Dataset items
** start **

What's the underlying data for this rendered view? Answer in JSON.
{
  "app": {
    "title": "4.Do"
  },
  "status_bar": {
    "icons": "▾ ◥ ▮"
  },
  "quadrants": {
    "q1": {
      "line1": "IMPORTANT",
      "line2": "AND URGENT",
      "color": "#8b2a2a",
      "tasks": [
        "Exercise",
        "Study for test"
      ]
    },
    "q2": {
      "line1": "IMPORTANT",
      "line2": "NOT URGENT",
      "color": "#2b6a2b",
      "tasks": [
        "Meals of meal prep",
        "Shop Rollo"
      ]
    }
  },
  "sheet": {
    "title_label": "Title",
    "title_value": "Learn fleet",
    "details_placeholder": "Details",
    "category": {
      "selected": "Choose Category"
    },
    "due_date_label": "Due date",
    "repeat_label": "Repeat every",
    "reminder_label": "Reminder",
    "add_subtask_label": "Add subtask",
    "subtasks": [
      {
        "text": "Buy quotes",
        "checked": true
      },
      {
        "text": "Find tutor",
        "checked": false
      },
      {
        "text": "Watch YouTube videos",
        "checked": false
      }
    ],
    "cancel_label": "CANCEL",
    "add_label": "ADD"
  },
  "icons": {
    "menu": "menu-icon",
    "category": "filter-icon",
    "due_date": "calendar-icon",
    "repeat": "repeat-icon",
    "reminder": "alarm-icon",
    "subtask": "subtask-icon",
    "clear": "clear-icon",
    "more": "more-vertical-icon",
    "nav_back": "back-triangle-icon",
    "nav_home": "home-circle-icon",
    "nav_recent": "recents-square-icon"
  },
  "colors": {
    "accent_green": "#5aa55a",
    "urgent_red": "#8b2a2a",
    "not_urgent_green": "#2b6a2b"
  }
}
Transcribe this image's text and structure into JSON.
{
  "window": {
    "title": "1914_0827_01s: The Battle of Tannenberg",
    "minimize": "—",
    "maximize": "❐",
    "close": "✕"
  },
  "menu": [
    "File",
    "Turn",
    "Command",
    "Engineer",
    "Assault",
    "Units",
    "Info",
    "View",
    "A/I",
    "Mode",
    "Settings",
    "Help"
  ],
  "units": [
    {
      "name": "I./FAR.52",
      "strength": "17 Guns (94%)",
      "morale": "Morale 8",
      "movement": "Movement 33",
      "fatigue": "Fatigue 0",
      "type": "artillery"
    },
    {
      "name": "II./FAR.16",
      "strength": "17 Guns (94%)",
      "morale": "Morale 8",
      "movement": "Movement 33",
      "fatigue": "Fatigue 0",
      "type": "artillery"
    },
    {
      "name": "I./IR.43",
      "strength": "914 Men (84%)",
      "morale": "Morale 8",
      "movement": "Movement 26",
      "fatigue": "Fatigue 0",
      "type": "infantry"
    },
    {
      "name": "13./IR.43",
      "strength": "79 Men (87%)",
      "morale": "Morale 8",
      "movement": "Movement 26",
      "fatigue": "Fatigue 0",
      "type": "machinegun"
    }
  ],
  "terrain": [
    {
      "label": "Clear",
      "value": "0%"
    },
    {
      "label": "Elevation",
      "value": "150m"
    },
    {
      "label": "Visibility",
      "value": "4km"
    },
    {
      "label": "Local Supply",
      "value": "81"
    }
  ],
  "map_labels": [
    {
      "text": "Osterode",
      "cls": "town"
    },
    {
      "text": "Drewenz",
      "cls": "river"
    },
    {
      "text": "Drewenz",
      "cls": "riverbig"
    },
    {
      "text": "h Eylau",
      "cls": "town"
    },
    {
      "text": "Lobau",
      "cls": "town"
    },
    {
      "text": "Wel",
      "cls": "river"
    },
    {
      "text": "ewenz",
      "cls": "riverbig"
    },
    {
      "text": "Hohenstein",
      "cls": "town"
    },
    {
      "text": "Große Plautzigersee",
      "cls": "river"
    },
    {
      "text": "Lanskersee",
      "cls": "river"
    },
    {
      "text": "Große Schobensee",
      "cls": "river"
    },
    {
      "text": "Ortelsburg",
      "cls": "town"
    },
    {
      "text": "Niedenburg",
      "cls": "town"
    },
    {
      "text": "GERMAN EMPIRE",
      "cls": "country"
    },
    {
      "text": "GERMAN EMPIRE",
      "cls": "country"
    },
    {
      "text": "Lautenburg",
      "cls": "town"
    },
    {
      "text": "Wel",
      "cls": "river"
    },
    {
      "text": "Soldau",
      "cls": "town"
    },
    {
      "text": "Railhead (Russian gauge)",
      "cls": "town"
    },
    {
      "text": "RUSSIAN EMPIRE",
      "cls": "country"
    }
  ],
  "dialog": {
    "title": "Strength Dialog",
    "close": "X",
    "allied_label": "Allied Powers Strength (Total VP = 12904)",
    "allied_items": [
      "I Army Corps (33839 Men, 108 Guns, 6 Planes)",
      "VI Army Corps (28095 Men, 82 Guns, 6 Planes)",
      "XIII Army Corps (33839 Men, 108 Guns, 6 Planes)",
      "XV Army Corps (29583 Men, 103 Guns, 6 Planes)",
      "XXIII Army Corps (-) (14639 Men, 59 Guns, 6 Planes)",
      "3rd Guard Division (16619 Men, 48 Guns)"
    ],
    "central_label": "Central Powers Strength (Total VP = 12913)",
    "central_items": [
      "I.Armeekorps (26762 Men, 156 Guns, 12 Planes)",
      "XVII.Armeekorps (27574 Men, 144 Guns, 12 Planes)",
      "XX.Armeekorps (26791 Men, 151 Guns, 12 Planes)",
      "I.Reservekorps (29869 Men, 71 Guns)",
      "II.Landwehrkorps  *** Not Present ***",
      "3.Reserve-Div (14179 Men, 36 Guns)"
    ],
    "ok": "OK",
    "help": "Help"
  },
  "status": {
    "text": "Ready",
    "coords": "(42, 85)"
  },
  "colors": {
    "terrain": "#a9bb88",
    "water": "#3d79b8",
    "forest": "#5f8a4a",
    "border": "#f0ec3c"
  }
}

** end **

▸ Directive
Copy out all lines from the material above that contain the string "this".

▸ Expected answer
What's the underlying data for this rendered view? Answer in JSON.
Transcribe this image's text and structure into JSON.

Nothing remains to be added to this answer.